> Work to complete: Copy each line of the records that contains the word "Lattice".

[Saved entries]

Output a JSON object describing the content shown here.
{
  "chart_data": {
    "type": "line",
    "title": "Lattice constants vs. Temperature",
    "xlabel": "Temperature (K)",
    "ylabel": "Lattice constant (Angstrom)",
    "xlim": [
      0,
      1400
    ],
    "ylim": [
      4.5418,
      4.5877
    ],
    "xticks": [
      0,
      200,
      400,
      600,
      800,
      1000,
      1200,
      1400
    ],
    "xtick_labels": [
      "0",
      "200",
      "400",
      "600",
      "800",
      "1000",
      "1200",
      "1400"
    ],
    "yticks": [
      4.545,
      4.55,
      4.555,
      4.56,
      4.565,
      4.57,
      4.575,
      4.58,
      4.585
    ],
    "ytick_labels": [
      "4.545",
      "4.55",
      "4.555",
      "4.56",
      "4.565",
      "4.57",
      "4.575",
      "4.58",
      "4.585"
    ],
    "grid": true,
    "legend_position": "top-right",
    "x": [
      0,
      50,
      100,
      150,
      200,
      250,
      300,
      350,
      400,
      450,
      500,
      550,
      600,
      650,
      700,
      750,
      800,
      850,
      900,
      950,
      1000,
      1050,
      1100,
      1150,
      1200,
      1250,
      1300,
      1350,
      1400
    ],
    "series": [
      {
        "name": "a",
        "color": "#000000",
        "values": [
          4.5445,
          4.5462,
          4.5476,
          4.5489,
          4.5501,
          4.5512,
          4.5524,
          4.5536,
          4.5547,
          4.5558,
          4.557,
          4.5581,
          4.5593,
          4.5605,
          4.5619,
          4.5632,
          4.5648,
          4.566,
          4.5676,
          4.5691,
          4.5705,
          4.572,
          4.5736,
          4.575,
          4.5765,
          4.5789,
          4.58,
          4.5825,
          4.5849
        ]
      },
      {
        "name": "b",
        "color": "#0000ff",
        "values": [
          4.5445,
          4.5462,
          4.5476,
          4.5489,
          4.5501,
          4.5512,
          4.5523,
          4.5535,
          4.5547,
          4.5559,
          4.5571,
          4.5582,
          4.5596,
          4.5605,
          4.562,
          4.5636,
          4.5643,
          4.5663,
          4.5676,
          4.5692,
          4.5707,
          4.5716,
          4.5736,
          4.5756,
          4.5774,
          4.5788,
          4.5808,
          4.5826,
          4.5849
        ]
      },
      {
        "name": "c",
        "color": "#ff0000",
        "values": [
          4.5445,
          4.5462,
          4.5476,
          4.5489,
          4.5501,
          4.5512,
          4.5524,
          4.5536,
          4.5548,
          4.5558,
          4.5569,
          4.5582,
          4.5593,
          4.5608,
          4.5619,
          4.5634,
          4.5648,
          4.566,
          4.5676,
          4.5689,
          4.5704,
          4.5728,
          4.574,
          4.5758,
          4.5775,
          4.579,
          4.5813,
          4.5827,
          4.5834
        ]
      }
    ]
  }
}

---

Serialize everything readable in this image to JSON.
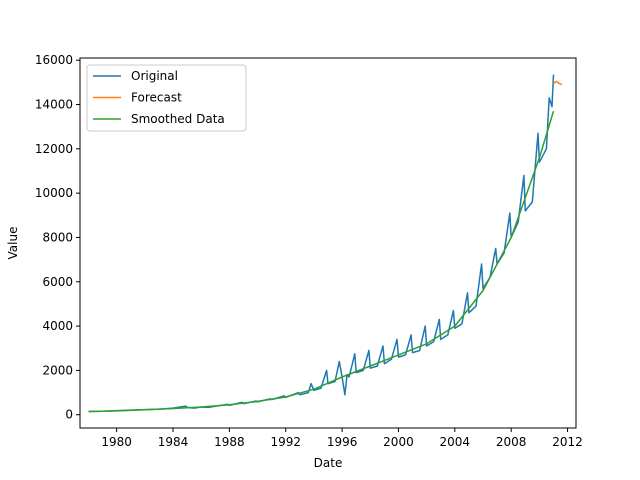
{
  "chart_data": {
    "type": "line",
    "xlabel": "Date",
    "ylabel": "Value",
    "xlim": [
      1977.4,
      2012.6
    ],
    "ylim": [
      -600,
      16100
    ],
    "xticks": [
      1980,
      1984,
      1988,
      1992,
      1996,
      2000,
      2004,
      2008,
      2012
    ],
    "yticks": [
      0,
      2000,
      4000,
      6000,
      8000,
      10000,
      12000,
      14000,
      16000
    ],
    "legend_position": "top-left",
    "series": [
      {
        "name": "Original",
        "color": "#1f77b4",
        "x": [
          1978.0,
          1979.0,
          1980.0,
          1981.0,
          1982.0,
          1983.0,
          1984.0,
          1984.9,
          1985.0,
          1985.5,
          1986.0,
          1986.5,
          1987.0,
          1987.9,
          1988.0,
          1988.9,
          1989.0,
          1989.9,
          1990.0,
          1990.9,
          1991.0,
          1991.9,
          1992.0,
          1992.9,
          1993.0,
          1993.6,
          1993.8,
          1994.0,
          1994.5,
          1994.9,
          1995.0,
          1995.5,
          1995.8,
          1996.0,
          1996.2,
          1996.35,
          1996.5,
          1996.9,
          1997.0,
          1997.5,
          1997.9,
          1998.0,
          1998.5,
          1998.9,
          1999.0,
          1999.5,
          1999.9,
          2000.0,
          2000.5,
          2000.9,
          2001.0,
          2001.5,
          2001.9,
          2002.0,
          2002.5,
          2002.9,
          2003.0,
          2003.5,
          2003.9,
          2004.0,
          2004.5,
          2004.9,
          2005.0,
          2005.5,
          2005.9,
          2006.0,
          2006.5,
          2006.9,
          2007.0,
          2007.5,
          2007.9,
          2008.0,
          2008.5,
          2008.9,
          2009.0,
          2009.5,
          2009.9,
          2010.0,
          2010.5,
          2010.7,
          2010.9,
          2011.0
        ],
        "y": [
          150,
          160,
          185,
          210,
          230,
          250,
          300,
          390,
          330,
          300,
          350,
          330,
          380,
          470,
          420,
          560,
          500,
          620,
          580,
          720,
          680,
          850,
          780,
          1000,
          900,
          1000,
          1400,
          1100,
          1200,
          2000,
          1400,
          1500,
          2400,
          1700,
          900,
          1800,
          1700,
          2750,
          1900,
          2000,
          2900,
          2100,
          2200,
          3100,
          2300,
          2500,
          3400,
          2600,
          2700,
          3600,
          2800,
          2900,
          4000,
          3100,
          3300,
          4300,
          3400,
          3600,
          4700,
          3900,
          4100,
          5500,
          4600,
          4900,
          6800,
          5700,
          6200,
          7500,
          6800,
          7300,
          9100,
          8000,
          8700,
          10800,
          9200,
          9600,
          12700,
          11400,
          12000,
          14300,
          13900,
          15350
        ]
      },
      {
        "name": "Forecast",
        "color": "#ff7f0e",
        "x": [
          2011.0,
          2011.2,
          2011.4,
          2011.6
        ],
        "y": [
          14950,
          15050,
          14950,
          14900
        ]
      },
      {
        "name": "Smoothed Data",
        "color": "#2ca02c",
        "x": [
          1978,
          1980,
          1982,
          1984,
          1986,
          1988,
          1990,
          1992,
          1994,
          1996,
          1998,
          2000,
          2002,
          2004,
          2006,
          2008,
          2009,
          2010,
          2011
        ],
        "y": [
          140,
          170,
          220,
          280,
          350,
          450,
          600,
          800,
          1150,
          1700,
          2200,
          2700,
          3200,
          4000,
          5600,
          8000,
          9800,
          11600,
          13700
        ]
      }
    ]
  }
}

> Final result:
    "title": "Lattice constants vs. Temperature",
    "ylabel": "Lattice constant (Angstrom)",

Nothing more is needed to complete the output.